• _TASK OBJECTIVE_: Check each line of the data below for the word "UMIDADE", then extract the ones that have it.

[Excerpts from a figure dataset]
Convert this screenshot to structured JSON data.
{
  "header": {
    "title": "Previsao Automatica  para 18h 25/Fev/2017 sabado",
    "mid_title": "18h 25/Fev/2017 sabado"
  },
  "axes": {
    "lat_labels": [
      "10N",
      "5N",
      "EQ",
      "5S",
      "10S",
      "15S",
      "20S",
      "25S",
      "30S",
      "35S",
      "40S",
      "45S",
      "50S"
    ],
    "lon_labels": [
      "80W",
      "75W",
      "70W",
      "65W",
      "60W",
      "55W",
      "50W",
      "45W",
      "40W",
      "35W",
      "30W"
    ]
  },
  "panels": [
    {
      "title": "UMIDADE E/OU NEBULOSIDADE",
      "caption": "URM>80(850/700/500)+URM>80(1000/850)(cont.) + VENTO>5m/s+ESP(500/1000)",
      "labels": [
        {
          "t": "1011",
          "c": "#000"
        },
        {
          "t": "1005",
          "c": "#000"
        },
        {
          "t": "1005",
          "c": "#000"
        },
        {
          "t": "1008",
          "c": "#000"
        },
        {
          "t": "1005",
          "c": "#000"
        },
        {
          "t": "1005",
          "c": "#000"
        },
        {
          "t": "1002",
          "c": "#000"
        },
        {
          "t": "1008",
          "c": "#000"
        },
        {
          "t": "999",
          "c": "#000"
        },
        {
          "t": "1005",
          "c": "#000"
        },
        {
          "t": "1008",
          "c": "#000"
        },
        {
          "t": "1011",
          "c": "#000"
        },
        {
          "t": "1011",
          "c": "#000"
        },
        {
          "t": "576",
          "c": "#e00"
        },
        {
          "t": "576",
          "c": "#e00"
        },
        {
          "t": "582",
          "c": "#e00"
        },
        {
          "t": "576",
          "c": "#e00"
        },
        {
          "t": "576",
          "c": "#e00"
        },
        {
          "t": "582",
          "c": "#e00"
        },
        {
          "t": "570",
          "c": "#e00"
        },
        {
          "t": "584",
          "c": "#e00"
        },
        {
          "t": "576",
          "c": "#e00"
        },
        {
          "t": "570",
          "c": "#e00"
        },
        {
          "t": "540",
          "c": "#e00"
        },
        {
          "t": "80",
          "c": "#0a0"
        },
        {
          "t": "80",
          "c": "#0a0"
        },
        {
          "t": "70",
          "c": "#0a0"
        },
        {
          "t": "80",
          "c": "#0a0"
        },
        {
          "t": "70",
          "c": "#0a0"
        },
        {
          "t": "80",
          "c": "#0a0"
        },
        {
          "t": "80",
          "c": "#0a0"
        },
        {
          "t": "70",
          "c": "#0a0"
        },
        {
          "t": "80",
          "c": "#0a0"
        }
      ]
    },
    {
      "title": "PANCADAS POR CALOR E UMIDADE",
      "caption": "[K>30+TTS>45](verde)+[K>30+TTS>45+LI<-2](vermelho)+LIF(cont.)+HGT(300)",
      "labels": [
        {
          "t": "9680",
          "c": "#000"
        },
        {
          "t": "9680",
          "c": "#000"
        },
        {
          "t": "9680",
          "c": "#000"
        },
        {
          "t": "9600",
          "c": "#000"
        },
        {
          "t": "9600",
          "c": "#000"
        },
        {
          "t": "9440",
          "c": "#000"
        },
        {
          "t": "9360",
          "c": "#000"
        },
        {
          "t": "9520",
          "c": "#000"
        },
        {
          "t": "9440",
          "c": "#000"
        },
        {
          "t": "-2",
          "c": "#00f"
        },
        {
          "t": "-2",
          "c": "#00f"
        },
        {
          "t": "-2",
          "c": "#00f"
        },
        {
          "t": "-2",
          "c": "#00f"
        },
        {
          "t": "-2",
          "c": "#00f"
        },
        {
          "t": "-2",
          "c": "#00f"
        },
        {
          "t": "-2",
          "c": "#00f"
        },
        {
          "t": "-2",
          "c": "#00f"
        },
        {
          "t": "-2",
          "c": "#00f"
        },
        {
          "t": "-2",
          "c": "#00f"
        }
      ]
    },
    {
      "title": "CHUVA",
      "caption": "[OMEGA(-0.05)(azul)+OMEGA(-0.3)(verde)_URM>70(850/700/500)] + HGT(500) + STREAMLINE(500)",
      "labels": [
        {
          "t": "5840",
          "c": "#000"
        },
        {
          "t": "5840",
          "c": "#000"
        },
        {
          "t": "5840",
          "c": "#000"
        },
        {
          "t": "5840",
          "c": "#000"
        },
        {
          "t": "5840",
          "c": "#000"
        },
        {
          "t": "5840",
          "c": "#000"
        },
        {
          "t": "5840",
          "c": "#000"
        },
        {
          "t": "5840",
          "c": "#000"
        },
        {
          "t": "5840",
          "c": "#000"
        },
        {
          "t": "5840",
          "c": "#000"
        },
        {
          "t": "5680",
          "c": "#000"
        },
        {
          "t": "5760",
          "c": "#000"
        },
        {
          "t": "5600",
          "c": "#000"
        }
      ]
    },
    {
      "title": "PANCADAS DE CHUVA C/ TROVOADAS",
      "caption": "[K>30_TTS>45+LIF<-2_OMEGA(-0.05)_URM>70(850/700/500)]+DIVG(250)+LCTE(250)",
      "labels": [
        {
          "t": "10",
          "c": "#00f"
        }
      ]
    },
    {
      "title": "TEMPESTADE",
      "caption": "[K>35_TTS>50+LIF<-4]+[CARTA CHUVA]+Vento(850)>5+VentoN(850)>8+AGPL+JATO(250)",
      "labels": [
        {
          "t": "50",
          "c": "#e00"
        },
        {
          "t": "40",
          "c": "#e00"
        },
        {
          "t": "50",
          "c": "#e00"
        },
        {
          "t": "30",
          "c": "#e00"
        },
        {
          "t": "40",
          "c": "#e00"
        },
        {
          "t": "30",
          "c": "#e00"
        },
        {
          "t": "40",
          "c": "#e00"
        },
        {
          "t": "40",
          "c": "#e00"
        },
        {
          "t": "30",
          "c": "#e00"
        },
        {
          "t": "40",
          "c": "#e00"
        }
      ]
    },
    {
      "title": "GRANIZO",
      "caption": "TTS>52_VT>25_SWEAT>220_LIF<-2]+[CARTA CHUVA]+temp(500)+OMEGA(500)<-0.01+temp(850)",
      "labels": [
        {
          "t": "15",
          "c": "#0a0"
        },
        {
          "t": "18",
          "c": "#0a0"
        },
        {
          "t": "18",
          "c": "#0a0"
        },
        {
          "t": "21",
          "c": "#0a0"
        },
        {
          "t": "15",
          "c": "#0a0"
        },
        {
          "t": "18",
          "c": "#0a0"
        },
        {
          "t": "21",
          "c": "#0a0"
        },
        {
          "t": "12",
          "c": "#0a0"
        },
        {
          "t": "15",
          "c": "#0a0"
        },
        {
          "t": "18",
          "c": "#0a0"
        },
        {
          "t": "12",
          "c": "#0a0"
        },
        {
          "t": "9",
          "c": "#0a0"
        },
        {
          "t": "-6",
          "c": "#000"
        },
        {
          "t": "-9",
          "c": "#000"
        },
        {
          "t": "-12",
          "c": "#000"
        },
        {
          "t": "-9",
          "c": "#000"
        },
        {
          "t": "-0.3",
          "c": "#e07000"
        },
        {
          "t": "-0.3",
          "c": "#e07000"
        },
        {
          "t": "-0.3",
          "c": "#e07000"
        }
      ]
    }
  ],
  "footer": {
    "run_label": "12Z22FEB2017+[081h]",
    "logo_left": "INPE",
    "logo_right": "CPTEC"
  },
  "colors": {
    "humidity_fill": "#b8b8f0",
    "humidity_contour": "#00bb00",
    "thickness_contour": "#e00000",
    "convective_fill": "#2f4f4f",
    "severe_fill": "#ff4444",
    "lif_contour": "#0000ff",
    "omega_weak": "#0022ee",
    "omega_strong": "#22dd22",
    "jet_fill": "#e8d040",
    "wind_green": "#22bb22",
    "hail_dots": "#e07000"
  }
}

• _SOLUTION_:
      "title": "UMIDADE E/OU NEBULOSIDADE",
      "title": "PANCADAS POR CALOR E UMIDADE",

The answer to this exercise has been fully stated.